**Objective:**
Transcribe the entries below word for word, beginning with the line containing "piece-white-king-h3[interactable]: ♚ bbox=[362, 256, 403, 305]" and continuing through the line containing "square-b3[interactable] bbox=[51, 255, 102, 306]".

**Supplied material:**
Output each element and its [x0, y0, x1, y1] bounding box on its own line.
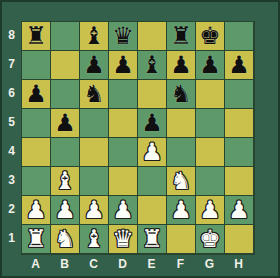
piece-white-pawn: ♟: [83, 197, 105, 224]
piece-white-pawn: ♟: [199, 197, 221, 224]
piece-black-king: ♚: [199, 23, 221, 50]
square-d8[interactable]: ♛: [109, 22, 138, 51]
piece-black-knight: ♞: [83, 81, 105, 108]
square-g2[interactable]: ♟: [196, 196, 225, 225]
square-c5[interactable]: [80, 109, 109, 138]
square-a2[interactable]: ♟: [22, 196, 51, 225]
piece-white-knight: ♞: [170, 168, 192, 195]
piece-white-bishop: ♝: [83, 226, 105, 253]
square-d4[interactable]: [109, 138, 138, 167]
file-label-g: G: [195, 256, 224, 274]
square-b4[interactable]: [51, 138, 80, 167]
piece-white-knight: ♞: [54, 226, 76, 253]
piece-black-rook: ♜: [170, 23, 192, 50]
square-c1[interactable]: ♝: [80, 225, 109, 254]
rank-label-7: 7: [2, 50, 21, 79]
rank-label-3: 3: [2, 166, 21, 195]
chess-board-frame: 87654321 ♜♝♛♜♚♟♟♝♟♟♟♟♞♞♟♟♟♝♞♟♟♟♟♟♟♟♜♞♝♛♜…: [0, 0, 280, 278]
piece-black-pawn: ♟: [141, 110, 163, 137]
square-e5[interactable]: ♟: [138, 109, 167, 138]
piece-black-pawn: ♟: [170, 52, 192, 79]
piece-white-rook: ♜: [25, 226, 47, 253]
square-d2[interactable]: ♟: [109, 196, 138, 225]
square-d1[interactable]: ♛: [109, 225, 138, 254]
square-d6[interactable]: [109, 80, 138, 109]
square-a1[interactable]: ♜: [22, 225, 51, 254]
square-f7[interactable]: ♟: [167, 51, 196, 80]
square-b5[interactable]: ♟: [51, 109, 80, 138]
square-b1[interactable]: ♞: [51, 225, 80, 254]
file-label-h: H: [224, 256, 253, 274]
square-c6[interactable]: ♞: [80, 80, 109, 109]
square-e8[interactable]: [138, 22, 167, 51]
square-g7[interactable]: ♟: [196, 51, 225, 80]
file-label-d: D: [108, 256, 137, 274]
square-g1[interactable]: ♚: [196, 225, 225, 254]
square-b2[interactable]: ♟: [51, 196, 80, 225]
piece-white-pawn: ♟: [112, 197, 134, 224]
square-c3[interactable]: [80, 167, 109, 196]
square-d3[interactable]: [109, 167, 138, 196]
piece-white-pawn: ♟: [25, 197, 47, 224]
square-e3[interactable]: [138, 167, 167, 196]
square-h6[interactable]: [225, 80, 254, 109]
piece-black-pawn: ♟: [228, 52, 250, 79]
square-f1[interactable]: [167, 225, 196, 254]
square-a7[interactable]: [22, 51, 51, 80]
rank-label-1: 1: [2, 224, 21, 253]
square-h2[interactable]: ♟: [225, 196, 254, 225]
square-h3[interactable]: [225, 167, 254, 196]
square-d5[interactable]: [109, 109, 138, 138]
square-a3[interactable]: [22, 167, 51, 196]
square-f6[interactable]: ♞: [167, 80, 196, 109]
square-f5[interactable]: [167, 109, 196, 138]
square-g6[interactable]: [196, 80, 225, 109]
square-a4[interactable]: [22, 138, 51, 167]
square-e2[interactable]: [138, 196, 167, 225]
rank-label-5: 5: [2, 108, 21, 137]
file-labels: ABCDEFGH: [21, 256, 255, 274]
piece-white-pawn: ♟: [141, 139, 163, 166]
piece-black-pawn: ♟: [112, 52, 134, 79]
square-g3[interactable]: [196, 167, 225, 196]
piece-white-pawn: ♟: [170, 197, 192, 224]
piece-black-bishop: ♝: [83, 23, 105, 50]
piece-black-pawn: ♟: [83, 52, 105, 79]
rank-label-4: 4: [2, 137, 21, 166]
square-g8[interactable]: ♚: [196, 22, 225, 51]
square-b3[interactable]: ♝: [51, 167, 80, 196]
piece-black-bishop: ♝: [141, 52, 163, 79]
square-e4[interactable]: ♟: [138, 138, 167, 167]
square-e7[interactable]: ♝: [138, 51, 167, 80]
piece-black-knight: ♞: [170, 81, 192, 108]
square-e6[interactable]: [138, 80, 167, 109]
square-h8[interactable]: [225, 22, 254, 51]
square-h4[interactable]: [225, 138, 254, 167]
piece-white-pawn: ♟: [54, 197, 76, 224]
file-label-e: E: [137, 256, 166, 274]
square-a5[interactable]: [22, 109, 51, 138]
square-a6[interactable]: ♟: [22, 80, 51, 109]
piece-white-pawn: ♟: [228, 197, 250, 224]
piece-black-queen: ♛: [112, 23, 134, 50]
square-c7[interactable]: ♟: [80, 51, 109, 80]
square-a8[interactable]: ♜: [22, 22, 51, 51]
square-g4[interactable]: [196, 138, 225, 167]
rank-labels: 87654321: [2, 21, 21, 253]
square-g5[interactable]: [196, 109, 225, 138]
piece-black-pawn: ♟: [54, 110, 76, 137]
square-f2[interactable]: ♟: [167, 196, 196, 225]
square-f4[interactable]: [167, 138, 196, 167]
rank-label-8: 8: [2, 21, 21, 50]
square-d7[interactable]: ♟: [109, 51, 138, 80]
chess-board: ♜♝♛♜♚♟♟♝♟♟♟♟♞♞♟♟♟♝♞♟♟♟♟♟♟♟♜♞♝♛♜♚: [21, 21, 255, 255]
piece-black-pawn: ♟: [25, 81, 47, 108]
square-c2[interactable]: ♟: [80, 196, 109, 225]
square-h1[interactable]: [225, 225, 254, 254]
piece-white-bishop: ♝: [54, 168, 76, 195]
file-label-b: B: [50, 256, 79, 274]
rank-label-6: 6: [2, 79, 21, 108]
piece-white-queen: ♛: [112, 226, 134, 253]
file-label-c: C: [79, 256, 108, 274]
file-label-f: F: [166, 256, 195, 274]
piece-black-rook: ♜: [25, 23, 47, 50]
file-label-a: A: [21, 256, 50, 274]
square-b8[interactable]: [51, 22, 80, 51]
square-f3[interactable]: ♞: [167, 167, 196, 196]
piece-white-king: ♚: [199, 226, 221, 253]
square-b6[interactable]: [51, 80, 80, 109]
piece-black-pawn: ♟: [199, 52, 221, 79]
square-e1[interactable]: ♜: [138, 225, 167, 254]
piece-white-rook: ♜: [141, 226, 163, 253]
square-c8[interactable]: ♝: [80, 22, 109, 51]
square-h5[interactable]: [225, 109, 254, 138]
square-b7[interactable]: [51, 51, 80, 80]
square-f8[interactable]: ♜: [167, 22, 196, 51]
square-h7[interactable]: ♟: [225, 51, 254, 80]
rank-label-2: 2: [2, 195, 21, 224]
square-c4[interactable]: [80, 138, 109, 167]
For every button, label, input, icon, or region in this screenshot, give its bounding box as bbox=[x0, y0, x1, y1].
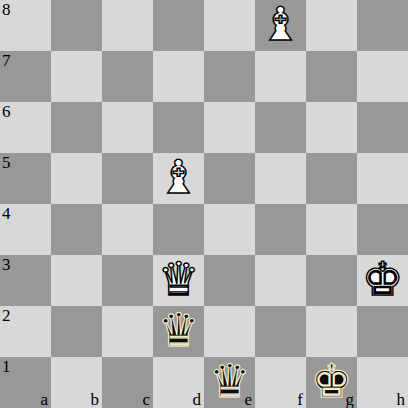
piece-white-king-h3[interactable]: ♚ bbox=[362, 256, 403, 305]
rank-label-4: 4 bbox=[2, 205, 11, 222]
square-d7[interactable] bbox=[153, 51, 204, 102]
square-h8[interactable] bbox=[357, 0, 408, 51]
square-c3[interactable] bbox=[102, 255, 153, 306]
square-d8[interactable] bbox=[153, 0, 204, 51]
square-a6[interactable]: 6 bbox=[0, 102, 51, 153]
rank-label-7: 7 bbox=[2, 52, 11, 69]
square-h7[interactable] bbox=[357, 51, 408, 102]
rank-label-2: 2 bbox=[2, 307, 11, 324]
square-g5[interactable] bbox=[306, 153, 357, 204]
square-g2[interactable] bbox=[306, 306, 357, 357]
square-a5[interactable]: 5 bbox=[0, 153, 51, 204]
square-g6[interactable] bbox=[306, 102, 357, 153]
square-d5[interactable]: ♝ bbox=[153, 153, 204, 204]
file-label-f: f bbox=[297, 391, 303, 408]
piece-white-bishop-d5[interactable]: ♝ bbox=[158, 154, 199, 203]
square-e7[interactable] bbox=[204, 51, 255, 102]
square-h2[interactable] bbox=[357, 306, 408, 357]
square-g8[interactable] bbox=[306, 0, 357, 51]
square-a1[interactable]: 1a bbox=[0, 357, 51, 408]
square-b4[interactable] bbox=[51, 204, 102, 255]
rank-label-1: 1 bbox=[2, 358, 11, 375]
square-e3[interactable] bbox=[204, 255, 255, 306]
square-f6[interactable] bbox=[255, 102, 306, 153]
square-a4[interactable]: 4 bbox=[0, 204, 51, 255]
square-f2[interactable] bbox=[255, 306, 306, 357]
square-g4[interactable] bbox=[306, 204, 357, 255]
square-d1[interactable]: d bbox=[153, 357, 204, 408]
rank-label-3: 3 bbox=[2, 256, 11, 273]
square-d4[interactable] bbox=[153, 204, 204, 255]
file-label-d: d bbox=[193, 391, 202, 408]
square-c1[interactable]: c bbox=[102, 357, 153, 408]
square-e6[interactable] bbox=[204, 102, 255, 153]
square-b3[interactable] bbox=[51, 255, 102, 306]
square-a2[interactable]: 2 bbox=[0, 306, 51, 357]
square-f5[interactable] bbox=[255, 153, 306, 204]
rank-label-5: 5 bbox=[2, 154, 11, 171]
file-label-h: h bbox=[397, 391, 406, 408]
square-a7[interactable]: 7 bbox=[0, 51, 51, 102]
square-c4[interactable] bbox=[102, 204, 153, 255]
square-f4[interactable] bbox=[255, 204, 306, 255]
chess-board: 8♝765♝43♛♚2♛1abcde♛fg♚h bbox=[0, 0, 408, 408]
square-f3[interactable] bbox=[255, 255, 306, 306]
file-label-c: c bbox=[142, 391, 150, 408]
square-f1[interactable]: f bbox=[255, 357, 306, 408]
square-b6[interactable] bbox=[51, 102, 102, 153]
file-label-e: e bbox=[244, 391, 252, 408]
piece-white-bishop-f8[interactable]: ♝ bbox=[260, 1, 301, 50]
square-c6[interactable] bbox=[102, 102, 153, 153]
square-h6[interactable] bbox=[357, 102, 408, 153]
square-e1[interactable]: e♛ bbox=[204, 357, 255, 408]
square-b5[interactable] bbox=[51, 153, 102, 204]
square-e5[interactable] bbox=[204, 153, 255, 204]
square-e2[interactable] bbox=[204, 306, 255, 357]
square-b2[interactable] bbox=[51, 306, 102, 357]
square-d2[interactable]: ♛ bbox=[153, 306, 204, 357]
square-c2[interactable] bbox=[102, 306, 153, 357]
file-label-a: a bbox=[40, 391, 48, 408]
square-h4[interactable] bbox=[357, 204, 408, 255]
piece-black-queen-d2[interactable]: ♛ bbox=[158, 307, 199, 356]
square-b1[interactable]: b bbox=[51, 357, 102, 408]
square-g1[interactable]: g♚ bbox=[306, 357, 357, 408]
file-label-b: b bbox=[91, 391, 100, 408]
square-f8[interactable]: ♝ bbox=[255, 0, 306, 51]
square-e4[interactable] bbox=[204, 204, 255, 255]
square-g7[interactable] bbox=[306, 51, 357, 102]
square-g3[interactable] bbox=[306, 255, 357, 306]
square-f7[interactable] bbox=[255, 51, 306, 102]
rank-label-6: 6 bbox=[2, 103, 11, 120]
square-d6[interactable] bbox=[153, 102, 204, 153]
piece-white-queen-d3[interactable]: ♛ bbox=[158, 256, 199, 305]
square-b8[interactable] bbox=[51, 0, 102, 51]
square-h3[interactable]: ♚ bbox=[357, 255, 408, 306]
square-b7[interactable] bbox=[51, 51, 102, 102]
file-label-g: g bbox=[346, 391, 355, 408]
square-a8[interactable]: 8 bbox=[0, 0, 51, 51]
square-h1[interactable]: h bbox=[357, 357, 408, 408]
square-a3[interactable]: 3 bbox=[0, 255, 51, 306]
square-c7[interactable] bbox=[102, 51, 153, 102]
square-c5[interactable] bbox=[102, 153, 153, 204]
square-d3[interactable]: ♛ bbox=[153, 255, 204, 306]
rank-label-8: 8 bbox=[2, 1, 11, 18]
square-h5[interactable] bbox=[357, 153, 408, 204]
square-e8[interactable] bbox=[204, 0, 255, 51]
square-c8[interactable] bbox=[102, 0, 153, 51]
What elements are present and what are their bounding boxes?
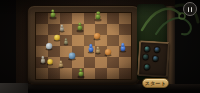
piece-green-1[interactable] (49, 9, 57, 19)
ball-piece (46, 43, 52, 49)
ball-piece (105, 49, 111, 55)
ball-piece (54, 34, 60, 40)
ball-piece (94, 33, 100, 39)
ball-piece (68, 52, 74, 58)
start-button[interactable]: スタート (142, 78, 169, 88)
game-scene: スタート (0, 0, 200, 93)
piece-blue-2[interactable] (119, 42, 127, 52)
piece-tan-small[interactable] (95, 46, 101, 54)
piece-yellow-1[interactable] (53, 31, 61, 41)
figure-body (96, 48, 100, 52)
figure-head (90, 44, 93, 47)
tray-ball[interactable] (145, 47, 150, 52)
ball-tray (137, 40, 170, 78)
piece-yellow-2[interactable] (46, 56, 53, 65)
start-button-label: スタート (145, 81, 167, 86)
floor-patch (0, 83, 28, 93)
ball-piece (47, 59, 52, 64)
figure-head (60, 24, 63, 27)
figure-body (78, 71, 83, 77)
tray-ball[interactable] (144, 64, 149, 69)
piece-orange-1[interactable] (93, 29, 101, 40)
piece-bluegray-ball[interactable] (67, 49, 76, 60)
figure-body (60, 26, 64, 30)
figure-body (89, 46, 94, 51)
figure-body (77, 25, 82, 31)
piece-khaki-small[interactable] (63, 38, 69, 45)
piece-green-2[interactable] (94, 11, 102, 21)
figure-body (41, 58, 45, 63)
tray-ball[interactable] (155, 47, 160, 52)
piece-gray-small[interactable] (58, 24, 64, 32)
piece-tan-small-2[interactable] (58, 60, 64, 68)
piece-silver-ball[interactable] (45, 39, 53, 50)
pause-icon (188, 7, 190, 12)
figure-body (96, 14, 101, 20)
figure-body (50, 12, 55, 18)
pause-icon (191, 7, 193, 12)
figure-body (121, 45, 126, 50)
table-front-edge (0, 84, 200, 93)
pieces-layer (36, 13, 131, 79)
tray-ball[interactable] (143, 54, 148, 59)
piece-gray-2[interactable] (40, 55, 47, 64)
piece-green-3[interactable] (76, 22, 84, 32)
tray-ball[interactable] (153, 56, 158, 61)
piece-green-4[interactable] (77, 68, 85, 78)
figure-head (59, 60, 62, 63)
piece-orange-2[interactable] (104, 45, 112, 56)
figure-head (64, 38, 66, 40)
pause-button[interactable] (183, 2, 197, 16)
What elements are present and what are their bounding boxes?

**Result:**
piece-white-king-h3[interactable]: ♚ bbox=[362, 256, 403, 305]
rank-label-4: 4 bbox=[2, 205, 11, 222]
square-d7[interactable] bbox=[153, 51, 204, 102]
square-h8[interactable] bbox=[357, 0, 408, 51]
square-c3[interactable] bbox=[102, 255, 153, 306]
square-d8[interactable] bbox=[153, 0, 204, 51]
square-a6[interactable]: 6 bbox=[0, 102, 51, 153]
rank-label-7: 7 bbox=[2, 52, 11, 69]
square-h7[interactable] bbox=[357, 51, 408, 102]
rank-label-2: 2 bbox=[2, 307, 11, 324]
square-g5[interactable] bbox=[306, 153, 357, 204]
square-g2[interactable] bbox=[306, 306, 357, 357]
square-a5[interactable]: 5 bbox=[0, 153, 51, 204]
square-g6[interactable] bbox=[306, 102, 357, 153]
square-d5[interactable]: ♝ bbox=[153, 153, 204, 204]
file-label-f: f bbox=[297, 391, 303, 408]
piece-white-bishop-d5[interactable]: ♝ bbox=[158, 154, 199, 203]
square-e7[interactable] bbox=[204, 51, 255, 102]
square-h2[interactable] bbox=[357, 306, 408, 357]
square-g8[interactable] bbox=[306, 0, 357, 51]
square-a1[interactable]: 1a bbox=[0, 357, 51, 408]
square-b4[interactable] bbox=[51, 204, 102, 255]
rank-label-1: 1 bbox=[2, 358, 11, 375]
square-e3[interactable] bbox=[204, 255, 255, 306]
square-f6[interactable] bbox=[255, 102, 306, 153]
square-a4[interactable]: 4 bbox=[0, 204, 51, 255]
square-f2[interactable] bbox=[255, 306, 306, 357]
square-g4[interactable] bbox=[306, 204, 357, 255]
square-d1[interactable]: d bbox=[153, 357, 204, 408]
rank-label-3: 3 bbox=[2, 256, 11, 273]
square-d4[interactable] bbox=[153, 204, 204, 255]
file-label-d: d bbox=[193, 391, 202, 408]
square-c1[interactable]: c bbox=[102, 357, 153, 408]
square-e6[interactable] bbox=[204, 102, 255, 153]
square-b3[interactable] bbox=[51, 255, 102, 306]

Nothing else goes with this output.